Required task: Copy out exactly the lines from the one containing "Extract all readable text from this page." through the end of the records, and no pictures.

Exercise materials:
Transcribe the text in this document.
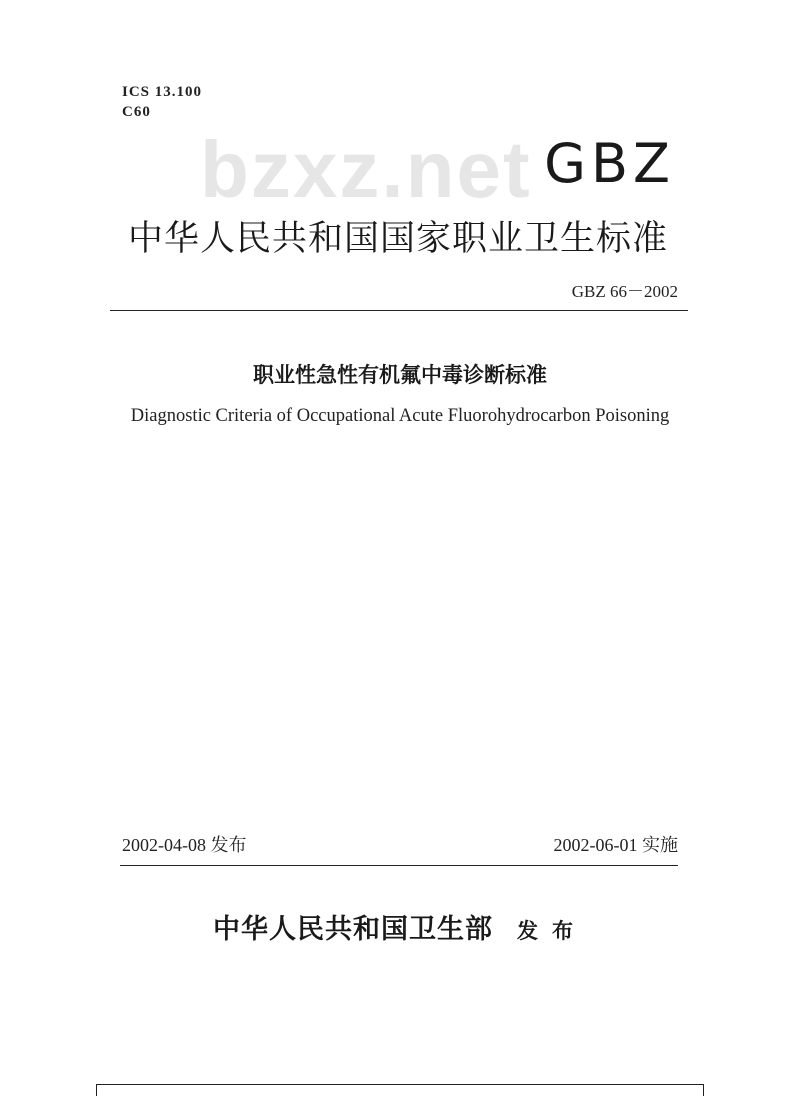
ICS 13.100
C60
bzxz.net GBZ
中华人民共和国国家职业卫生标准
GBZ 66－2002
职业性急性有机氟中毒诊断标准
Diagnostic Criteria of Occupational Acute Fluorohydrocarbon Poisoning
2002-04-08 发布	2002-06-01 实施
中华人民共和国卫生部 发布
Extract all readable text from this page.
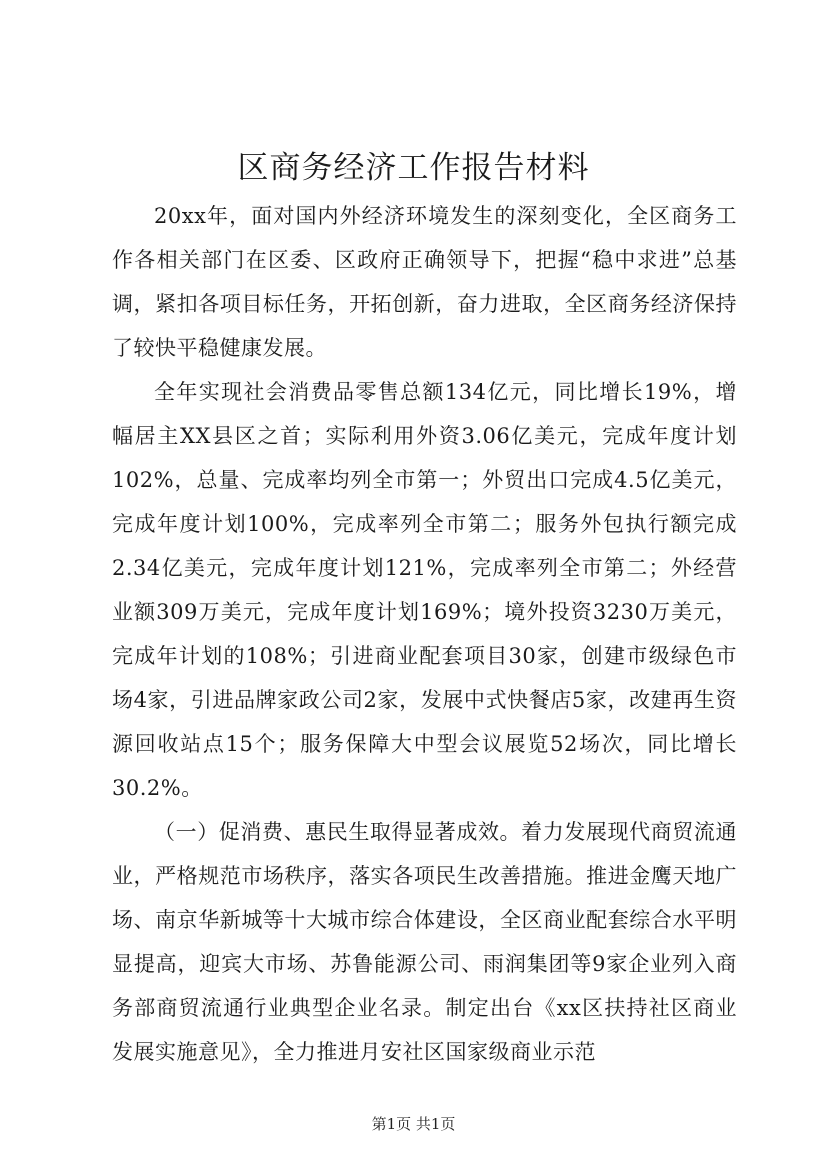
区商务经济工作报告材料

20xx年，面对国内外经济环境发生的深刻变化，全区商务工作各相关部门在区委、区政府正确领导下，把握“稳中求进”总基调，紧扣各项目标任务，开拓创新，奋力进取，全区商务经济保持了较快平稳健康发展。

全年实现社会消费品零售总额134亿元，同比增长19%，增幅居主XX县区之首；实际利用外资3.06亿美元，完成年度计划102%，总量、完成率均列全市第一；外贸出口完成4.5亿美元，完成年度计划100%，完成率列全市第二；服务外包执行额完成2.34亿美元，完成年度计划121%，完成率列全市第二；外经营业额309万美元，完成年度计划169%；境外投资3230万美元，完成年计划的108%；引进商业配套项目30家，创建市级绿色市场4家，引进品牌家政公司2家，发展中式快餐店5家，改建再生资源回收站点15个；服务保障大中型会议展览52场次，同比增长30.2%。

（一）促消费、惠民生取得显著成效。着力发展现代商贸流通业，严格规范市场秩序，落实各项民生改善措施。推进金鹰天地广场、南京华新城等十大城市综合体建设，全区商业配套综合水平明显提高，迎宾大市场、苏鲁能源公司、雨润集团等9家企业列入商务部商贸流通行业典型企业名录。制定出台《xx区扶持社区商业发展实施意见》，全力推进月安社区国家级商业示范

第1页 共1页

Task solution:
Extract all readable text from this page.
区商务经济工作报告材料

20xx年，面对国内外经济环境发生的深刻变化，全区商务工作各相关部门在区委、区政府正确领导下，把握“稳中求进”总基调，紧扣各项目标任务，开拓创新，奋力进取，全区商务经济保持了较快平稳健康发展。

全年实现社会消费品零售总额134亿元，同比增长19%，增幅居主XX县区之首；实际利用外资3.06亿美元，完成年度计划102%，总量、完成率均列全市第一；外贸出口完成4.5亿美元，完成年度计划100%，完成率列全市第二；服务外包执行额完成2.34亿美元，完成年度计划121%，完成率列全市第二；外经营业额309万美元，完成年度计划169%；境外投资3230万美元，完成年计划的108%；引进商业配套项目30家，创建市级绿色市场4家，引进品牌家政公司2家，发展中式快餐店5家，改建再生资源回收站点15个；服务保障大中型会议展览52场次，同比增长30.2%。

（一）促消费、惠民生取得显著成效。着力发展现代商贸流通业，严格规范市场秩序，落实各项民生改善措施。推进金鹰天地广场、南京华新城等十大城市综合体建设，全区商业配套综合水平明显提高，迎宾大市场、苏鲁能源公司、雨润集团等9家企业列入商务部商贸流通行业典型企业名录。制定出台《xx区扶持社区商业发展实施意见》，全力推进月安社区国家级商业示范

第1页 共1页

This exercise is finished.